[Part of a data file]
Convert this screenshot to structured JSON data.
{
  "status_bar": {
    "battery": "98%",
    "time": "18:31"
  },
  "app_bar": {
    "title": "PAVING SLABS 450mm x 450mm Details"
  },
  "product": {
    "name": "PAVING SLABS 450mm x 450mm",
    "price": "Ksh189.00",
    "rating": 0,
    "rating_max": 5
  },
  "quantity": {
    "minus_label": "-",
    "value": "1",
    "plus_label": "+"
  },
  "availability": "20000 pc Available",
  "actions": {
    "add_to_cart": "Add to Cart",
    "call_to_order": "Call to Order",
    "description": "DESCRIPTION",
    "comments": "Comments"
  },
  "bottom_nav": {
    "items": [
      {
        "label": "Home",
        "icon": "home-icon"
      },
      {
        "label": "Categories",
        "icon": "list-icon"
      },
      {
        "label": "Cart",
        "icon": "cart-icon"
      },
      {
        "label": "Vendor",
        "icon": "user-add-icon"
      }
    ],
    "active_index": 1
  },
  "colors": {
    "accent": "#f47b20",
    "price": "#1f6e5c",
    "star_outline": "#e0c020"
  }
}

* * *

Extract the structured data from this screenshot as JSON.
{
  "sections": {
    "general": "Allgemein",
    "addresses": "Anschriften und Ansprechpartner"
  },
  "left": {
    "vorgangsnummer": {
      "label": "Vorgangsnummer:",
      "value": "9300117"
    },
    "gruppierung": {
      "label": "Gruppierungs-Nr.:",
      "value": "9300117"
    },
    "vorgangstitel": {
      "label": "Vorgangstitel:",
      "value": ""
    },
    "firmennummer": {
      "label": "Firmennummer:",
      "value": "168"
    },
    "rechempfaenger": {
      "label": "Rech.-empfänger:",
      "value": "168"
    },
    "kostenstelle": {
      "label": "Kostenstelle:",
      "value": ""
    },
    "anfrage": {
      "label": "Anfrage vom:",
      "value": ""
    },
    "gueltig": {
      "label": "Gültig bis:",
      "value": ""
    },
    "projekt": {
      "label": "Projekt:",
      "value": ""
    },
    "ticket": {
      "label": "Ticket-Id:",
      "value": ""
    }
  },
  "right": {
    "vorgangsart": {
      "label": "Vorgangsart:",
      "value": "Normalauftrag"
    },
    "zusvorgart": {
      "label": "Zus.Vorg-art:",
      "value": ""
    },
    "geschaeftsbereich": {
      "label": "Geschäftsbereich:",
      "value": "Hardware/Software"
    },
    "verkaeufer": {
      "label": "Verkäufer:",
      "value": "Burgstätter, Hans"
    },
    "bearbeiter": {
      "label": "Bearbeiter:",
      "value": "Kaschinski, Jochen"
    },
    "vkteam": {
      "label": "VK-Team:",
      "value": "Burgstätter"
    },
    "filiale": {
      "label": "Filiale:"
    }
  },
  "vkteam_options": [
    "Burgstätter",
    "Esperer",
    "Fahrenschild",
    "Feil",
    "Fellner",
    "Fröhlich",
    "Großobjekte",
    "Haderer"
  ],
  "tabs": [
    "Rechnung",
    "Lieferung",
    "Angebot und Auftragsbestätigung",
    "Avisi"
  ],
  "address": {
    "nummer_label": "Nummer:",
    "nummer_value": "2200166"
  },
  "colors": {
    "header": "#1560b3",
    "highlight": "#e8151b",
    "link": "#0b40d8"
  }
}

WHAT YOU NEED TO DO
In the records above, find each line that holds the word "Burgstätter"; copy all such lines.

FULL SOLUTION
      "value": "Burgstätter, Hans"
      "value": "Burgstätter"
    "Burgstätter",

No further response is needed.